**Task prompt:** According to the passage on Wang and his company, in what year did Wang Labs go bankrupt?

Wang was as known for his butterflys as his ingenioius inventions based on 40 patents and 23 honorable degrees. He was born in Shangai in 1920 and entered the Chinese version of MIT at 16. During his studies Japan invaded China and young Wang lost his entire family, but he finalized with top marks and immigrated dirt poor to the US, where he got a PhD from Harvard. He opened up a one-man company and invented memory core, which revolutionized pocket calculators and later mini computers including word processers to replace type writers. His company grew 60% annually in the 1980ies into a USD 2bn Fortune 500 company with 80% of the 2000 largest US companies as clients, but disaster was lurking.

Until now Wang had capably foreseen technological developments, but now the company was against all trends pouring all resources into the competitive word processing market – in fact only IBM was spending more on marketing. Meanwhile the personal computer market was booming, where Wang held several critical patents, but he refused to change course: “personal computers is the dumbest thing ever!”. Wang loved word processing. His feelings went far beyond pride and commercial interest – he was emotional and protective like a parent. When he finally saw the writing on the wall it was last shot and he blew it on a proprietary operating system, when everybody else used IBM compatible systems. Sales nose dived and Wang Labs was bankrupt in 1990.

Wang’s problems were self inflicted and more personal than business related. Wang hated IBM after the company according to his own biography had cheated and humiliated him, when he sold his memory-core patent to IBM as a young man. He was determined to beat IBM, even if it would cost him everything. And so, it did.

Dataset entries:
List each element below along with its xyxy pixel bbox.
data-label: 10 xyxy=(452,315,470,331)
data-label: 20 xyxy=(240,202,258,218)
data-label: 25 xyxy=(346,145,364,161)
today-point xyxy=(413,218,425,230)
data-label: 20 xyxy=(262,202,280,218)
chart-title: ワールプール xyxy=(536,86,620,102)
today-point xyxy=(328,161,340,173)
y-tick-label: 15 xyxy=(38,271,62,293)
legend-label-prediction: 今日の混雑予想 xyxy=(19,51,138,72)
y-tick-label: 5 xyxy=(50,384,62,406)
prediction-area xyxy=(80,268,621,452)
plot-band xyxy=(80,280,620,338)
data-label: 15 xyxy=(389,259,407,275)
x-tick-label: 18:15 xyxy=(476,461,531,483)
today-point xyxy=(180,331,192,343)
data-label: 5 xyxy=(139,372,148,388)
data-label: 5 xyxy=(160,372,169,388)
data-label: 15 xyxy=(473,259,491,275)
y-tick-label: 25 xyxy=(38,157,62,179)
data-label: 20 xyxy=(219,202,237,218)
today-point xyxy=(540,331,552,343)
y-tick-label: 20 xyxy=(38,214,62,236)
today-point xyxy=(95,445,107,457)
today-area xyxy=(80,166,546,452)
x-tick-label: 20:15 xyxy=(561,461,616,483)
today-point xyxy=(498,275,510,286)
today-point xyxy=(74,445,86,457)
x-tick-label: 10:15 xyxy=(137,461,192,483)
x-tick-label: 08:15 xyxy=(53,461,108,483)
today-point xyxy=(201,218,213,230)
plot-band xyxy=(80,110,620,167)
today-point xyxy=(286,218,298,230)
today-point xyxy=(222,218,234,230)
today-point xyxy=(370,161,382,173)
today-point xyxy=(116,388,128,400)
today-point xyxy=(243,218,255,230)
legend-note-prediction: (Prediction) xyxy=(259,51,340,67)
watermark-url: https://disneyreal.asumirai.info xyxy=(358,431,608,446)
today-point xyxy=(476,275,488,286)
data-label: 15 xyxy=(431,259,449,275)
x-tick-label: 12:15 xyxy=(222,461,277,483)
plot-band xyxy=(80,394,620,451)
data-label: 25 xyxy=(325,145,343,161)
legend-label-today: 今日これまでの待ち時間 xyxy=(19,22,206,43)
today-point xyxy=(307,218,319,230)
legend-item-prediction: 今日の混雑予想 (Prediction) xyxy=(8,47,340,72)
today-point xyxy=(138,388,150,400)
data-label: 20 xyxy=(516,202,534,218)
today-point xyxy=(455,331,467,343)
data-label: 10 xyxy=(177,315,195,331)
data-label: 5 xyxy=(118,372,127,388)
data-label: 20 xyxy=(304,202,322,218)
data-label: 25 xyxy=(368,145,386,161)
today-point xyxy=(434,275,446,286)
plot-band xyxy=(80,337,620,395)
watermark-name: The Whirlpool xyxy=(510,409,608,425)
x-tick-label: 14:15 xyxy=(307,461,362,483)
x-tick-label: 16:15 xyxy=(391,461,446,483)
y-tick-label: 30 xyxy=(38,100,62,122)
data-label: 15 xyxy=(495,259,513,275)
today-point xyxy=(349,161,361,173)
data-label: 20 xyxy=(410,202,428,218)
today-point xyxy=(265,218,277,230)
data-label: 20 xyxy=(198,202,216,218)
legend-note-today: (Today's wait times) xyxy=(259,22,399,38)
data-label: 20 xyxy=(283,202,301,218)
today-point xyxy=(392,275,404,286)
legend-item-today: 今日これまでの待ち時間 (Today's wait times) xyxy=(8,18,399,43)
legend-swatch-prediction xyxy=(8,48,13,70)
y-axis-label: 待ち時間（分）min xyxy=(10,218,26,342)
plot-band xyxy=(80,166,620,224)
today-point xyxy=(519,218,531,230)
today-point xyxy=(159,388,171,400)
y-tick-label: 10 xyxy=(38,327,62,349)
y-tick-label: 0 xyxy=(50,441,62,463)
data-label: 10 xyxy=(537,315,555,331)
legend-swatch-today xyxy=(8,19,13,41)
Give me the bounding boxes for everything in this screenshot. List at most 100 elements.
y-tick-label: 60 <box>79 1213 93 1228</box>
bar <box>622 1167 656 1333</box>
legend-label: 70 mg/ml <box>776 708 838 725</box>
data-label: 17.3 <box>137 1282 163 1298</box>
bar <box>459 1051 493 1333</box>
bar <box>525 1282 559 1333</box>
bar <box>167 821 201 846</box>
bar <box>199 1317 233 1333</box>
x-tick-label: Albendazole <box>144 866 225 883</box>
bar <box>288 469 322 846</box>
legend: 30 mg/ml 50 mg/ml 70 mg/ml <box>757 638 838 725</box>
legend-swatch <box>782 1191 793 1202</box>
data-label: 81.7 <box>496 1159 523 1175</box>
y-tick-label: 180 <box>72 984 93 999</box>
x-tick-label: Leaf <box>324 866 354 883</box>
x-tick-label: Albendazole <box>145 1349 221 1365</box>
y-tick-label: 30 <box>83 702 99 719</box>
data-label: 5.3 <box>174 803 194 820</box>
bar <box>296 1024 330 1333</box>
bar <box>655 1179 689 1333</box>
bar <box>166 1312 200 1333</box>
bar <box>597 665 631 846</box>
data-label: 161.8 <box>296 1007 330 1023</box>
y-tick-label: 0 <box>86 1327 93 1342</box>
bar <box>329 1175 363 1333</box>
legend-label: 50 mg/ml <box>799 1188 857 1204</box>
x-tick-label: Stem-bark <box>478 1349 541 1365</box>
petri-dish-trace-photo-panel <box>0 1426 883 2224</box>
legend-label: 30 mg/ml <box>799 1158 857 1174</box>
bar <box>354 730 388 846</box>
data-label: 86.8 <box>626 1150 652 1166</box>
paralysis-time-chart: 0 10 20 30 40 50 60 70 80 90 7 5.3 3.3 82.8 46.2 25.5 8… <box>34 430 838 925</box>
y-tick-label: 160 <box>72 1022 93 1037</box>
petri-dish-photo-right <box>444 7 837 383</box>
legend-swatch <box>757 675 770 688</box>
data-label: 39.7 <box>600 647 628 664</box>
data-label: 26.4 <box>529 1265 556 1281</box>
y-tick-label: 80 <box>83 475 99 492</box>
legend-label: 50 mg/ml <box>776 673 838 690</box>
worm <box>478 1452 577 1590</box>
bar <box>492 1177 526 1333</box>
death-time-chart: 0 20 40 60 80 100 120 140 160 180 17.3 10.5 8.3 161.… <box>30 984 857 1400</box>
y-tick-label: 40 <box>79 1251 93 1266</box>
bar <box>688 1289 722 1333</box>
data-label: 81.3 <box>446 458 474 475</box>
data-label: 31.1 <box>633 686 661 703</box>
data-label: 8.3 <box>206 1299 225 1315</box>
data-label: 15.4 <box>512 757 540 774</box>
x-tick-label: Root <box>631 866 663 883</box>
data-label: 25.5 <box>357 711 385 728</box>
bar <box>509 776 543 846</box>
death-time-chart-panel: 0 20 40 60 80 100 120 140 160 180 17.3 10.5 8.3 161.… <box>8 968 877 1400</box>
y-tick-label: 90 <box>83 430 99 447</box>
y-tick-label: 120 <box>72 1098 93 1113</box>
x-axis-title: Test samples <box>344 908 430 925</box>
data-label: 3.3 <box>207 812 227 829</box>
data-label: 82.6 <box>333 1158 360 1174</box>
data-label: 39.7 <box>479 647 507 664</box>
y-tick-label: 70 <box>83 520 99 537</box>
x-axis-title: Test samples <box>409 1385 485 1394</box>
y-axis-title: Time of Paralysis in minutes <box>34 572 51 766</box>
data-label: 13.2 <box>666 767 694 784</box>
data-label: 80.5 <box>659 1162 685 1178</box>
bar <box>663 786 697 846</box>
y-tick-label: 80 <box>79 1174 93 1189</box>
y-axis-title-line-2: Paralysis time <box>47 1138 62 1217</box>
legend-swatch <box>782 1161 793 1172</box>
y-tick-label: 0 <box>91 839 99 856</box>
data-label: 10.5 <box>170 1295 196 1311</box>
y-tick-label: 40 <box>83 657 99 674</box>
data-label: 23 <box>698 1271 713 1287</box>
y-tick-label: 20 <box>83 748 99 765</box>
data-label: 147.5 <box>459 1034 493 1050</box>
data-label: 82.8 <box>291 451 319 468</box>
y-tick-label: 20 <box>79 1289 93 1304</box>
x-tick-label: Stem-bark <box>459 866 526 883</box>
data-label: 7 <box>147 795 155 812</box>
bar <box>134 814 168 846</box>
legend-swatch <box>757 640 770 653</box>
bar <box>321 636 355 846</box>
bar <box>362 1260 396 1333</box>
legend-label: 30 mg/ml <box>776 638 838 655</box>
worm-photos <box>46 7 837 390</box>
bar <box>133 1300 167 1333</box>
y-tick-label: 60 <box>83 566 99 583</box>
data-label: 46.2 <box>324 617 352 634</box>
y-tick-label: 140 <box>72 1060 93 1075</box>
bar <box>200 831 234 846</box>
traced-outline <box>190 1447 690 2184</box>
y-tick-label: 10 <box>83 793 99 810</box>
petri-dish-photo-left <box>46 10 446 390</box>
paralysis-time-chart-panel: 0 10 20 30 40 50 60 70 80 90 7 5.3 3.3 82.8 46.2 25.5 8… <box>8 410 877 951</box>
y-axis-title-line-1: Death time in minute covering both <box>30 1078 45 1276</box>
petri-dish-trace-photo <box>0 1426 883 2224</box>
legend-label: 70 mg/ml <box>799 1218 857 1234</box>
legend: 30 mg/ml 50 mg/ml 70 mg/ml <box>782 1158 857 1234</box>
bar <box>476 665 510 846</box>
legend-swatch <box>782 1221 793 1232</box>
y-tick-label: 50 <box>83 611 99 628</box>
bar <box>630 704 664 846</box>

**Exercise response:** 1990